**Record extracts**
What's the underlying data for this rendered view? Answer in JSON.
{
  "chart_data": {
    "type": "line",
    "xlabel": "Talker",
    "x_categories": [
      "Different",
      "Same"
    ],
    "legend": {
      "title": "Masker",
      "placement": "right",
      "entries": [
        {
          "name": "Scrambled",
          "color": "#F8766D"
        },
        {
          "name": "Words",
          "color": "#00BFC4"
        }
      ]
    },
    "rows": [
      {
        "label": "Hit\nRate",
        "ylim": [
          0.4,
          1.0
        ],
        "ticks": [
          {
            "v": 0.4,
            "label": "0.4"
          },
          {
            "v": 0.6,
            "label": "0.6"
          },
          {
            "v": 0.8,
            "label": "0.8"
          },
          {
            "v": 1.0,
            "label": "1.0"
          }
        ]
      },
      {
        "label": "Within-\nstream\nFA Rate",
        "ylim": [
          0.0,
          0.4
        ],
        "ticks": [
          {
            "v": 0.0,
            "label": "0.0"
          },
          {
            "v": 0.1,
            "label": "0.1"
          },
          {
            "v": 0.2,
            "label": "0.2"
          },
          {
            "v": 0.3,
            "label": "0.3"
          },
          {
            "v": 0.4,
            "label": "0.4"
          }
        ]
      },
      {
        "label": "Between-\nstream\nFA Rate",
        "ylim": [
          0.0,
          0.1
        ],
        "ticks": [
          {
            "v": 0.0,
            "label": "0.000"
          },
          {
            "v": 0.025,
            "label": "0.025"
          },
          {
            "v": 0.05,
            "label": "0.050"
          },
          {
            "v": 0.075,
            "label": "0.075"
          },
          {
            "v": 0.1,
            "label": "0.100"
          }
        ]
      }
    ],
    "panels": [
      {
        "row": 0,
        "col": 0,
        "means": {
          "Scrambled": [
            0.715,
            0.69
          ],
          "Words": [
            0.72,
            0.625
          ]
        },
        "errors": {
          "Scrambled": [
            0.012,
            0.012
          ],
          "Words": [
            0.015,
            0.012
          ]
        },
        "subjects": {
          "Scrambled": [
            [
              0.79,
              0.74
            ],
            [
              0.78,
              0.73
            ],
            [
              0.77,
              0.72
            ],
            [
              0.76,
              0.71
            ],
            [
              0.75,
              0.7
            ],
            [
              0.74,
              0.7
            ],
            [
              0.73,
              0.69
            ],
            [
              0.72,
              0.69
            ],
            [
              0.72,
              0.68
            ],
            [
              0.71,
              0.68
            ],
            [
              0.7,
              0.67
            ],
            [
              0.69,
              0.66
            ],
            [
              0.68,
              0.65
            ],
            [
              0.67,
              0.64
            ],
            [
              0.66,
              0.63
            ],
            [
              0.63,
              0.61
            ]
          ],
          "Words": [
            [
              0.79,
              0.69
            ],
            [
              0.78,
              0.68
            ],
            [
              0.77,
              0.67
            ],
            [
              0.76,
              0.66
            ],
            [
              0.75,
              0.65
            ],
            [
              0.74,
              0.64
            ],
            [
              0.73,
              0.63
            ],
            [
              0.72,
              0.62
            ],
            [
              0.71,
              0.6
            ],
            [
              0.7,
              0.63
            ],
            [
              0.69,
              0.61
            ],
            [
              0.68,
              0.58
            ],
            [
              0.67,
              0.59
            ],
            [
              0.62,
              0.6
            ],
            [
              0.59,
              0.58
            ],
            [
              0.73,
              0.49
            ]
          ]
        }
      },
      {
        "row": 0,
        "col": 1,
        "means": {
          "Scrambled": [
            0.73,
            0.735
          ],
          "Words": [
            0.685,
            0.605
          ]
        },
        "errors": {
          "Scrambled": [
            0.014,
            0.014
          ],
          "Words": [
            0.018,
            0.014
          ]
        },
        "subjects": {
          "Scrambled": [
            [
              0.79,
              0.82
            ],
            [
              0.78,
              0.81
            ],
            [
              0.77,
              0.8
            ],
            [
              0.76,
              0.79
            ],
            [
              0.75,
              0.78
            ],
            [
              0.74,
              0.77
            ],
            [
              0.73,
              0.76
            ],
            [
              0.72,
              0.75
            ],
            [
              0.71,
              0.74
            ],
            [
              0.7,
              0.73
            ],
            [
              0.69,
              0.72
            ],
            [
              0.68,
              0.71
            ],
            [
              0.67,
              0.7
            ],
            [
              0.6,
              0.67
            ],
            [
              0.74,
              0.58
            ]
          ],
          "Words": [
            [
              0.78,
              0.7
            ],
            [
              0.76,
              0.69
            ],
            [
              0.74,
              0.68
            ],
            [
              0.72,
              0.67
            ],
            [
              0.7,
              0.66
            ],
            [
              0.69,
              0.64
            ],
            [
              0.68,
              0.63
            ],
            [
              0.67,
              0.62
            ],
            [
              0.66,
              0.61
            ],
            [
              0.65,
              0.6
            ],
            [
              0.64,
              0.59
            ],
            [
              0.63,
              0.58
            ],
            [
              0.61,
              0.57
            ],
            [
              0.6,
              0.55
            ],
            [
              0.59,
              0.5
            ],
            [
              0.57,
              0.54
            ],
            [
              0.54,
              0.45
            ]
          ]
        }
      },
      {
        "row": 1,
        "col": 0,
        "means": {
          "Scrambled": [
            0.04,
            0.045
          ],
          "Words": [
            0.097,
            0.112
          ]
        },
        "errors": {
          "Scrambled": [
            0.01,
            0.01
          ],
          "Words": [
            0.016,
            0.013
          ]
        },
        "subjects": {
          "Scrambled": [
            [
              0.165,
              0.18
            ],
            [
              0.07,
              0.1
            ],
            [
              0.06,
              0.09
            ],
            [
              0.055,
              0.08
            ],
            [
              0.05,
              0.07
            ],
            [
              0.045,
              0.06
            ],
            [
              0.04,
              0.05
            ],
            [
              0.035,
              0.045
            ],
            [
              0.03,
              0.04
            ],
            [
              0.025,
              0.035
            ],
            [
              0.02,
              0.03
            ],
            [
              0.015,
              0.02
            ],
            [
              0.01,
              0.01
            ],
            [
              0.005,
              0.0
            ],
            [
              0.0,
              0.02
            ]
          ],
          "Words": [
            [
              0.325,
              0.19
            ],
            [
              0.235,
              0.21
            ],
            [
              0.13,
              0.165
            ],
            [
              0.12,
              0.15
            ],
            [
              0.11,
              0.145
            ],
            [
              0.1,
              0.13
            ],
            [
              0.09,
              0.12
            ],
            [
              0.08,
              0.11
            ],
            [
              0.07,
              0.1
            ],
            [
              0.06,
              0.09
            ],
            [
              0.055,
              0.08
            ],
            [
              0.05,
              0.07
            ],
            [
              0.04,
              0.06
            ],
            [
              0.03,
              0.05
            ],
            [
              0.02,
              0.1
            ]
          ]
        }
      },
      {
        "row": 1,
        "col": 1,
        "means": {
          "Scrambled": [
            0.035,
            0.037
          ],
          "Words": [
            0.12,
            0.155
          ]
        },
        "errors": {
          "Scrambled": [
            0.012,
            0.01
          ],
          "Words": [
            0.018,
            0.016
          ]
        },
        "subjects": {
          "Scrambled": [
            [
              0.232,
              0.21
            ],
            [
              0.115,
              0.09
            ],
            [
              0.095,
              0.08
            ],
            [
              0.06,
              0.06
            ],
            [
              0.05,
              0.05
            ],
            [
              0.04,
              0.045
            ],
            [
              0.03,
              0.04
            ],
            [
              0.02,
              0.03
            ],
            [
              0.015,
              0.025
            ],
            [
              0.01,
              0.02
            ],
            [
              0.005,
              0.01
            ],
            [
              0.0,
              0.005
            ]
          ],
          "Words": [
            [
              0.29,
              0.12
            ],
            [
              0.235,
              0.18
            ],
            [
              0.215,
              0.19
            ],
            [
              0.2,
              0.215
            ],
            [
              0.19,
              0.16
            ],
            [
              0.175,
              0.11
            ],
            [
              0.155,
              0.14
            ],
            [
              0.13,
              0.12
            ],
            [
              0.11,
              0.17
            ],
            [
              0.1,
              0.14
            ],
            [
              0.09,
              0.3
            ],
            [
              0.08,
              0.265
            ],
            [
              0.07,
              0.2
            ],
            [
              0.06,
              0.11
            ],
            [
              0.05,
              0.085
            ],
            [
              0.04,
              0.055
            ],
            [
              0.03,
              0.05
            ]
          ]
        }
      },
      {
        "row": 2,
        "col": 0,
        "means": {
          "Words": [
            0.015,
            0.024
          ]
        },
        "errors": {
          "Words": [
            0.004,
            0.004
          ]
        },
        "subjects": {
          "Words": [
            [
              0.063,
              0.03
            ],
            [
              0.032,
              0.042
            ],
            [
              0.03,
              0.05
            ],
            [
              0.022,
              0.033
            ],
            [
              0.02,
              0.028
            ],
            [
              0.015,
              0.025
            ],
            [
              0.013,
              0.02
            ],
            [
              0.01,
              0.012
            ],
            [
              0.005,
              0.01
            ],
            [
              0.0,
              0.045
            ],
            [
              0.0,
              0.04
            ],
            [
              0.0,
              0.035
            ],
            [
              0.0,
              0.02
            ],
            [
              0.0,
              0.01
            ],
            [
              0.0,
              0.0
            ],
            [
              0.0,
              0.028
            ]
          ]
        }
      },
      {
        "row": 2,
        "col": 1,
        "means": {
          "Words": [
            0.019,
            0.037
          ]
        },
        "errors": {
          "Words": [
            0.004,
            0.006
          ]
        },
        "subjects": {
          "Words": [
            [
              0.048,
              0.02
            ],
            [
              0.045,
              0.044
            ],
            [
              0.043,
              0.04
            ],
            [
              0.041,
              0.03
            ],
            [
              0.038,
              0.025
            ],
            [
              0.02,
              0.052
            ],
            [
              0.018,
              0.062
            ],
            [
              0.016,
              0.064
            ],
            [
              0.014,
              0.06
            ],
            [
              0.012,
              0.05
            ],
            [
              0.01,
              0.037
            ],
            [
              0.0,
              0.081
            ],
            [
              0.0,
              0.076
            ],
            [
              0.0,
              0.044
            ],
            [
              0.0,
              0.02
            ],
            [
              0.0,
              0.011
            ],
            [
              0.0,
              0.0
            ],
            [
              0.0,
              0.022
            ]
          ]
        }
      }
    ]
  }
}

**Written request**
Count each line where the string "nstream" occurs, and write only the number.

**Result of the task**
2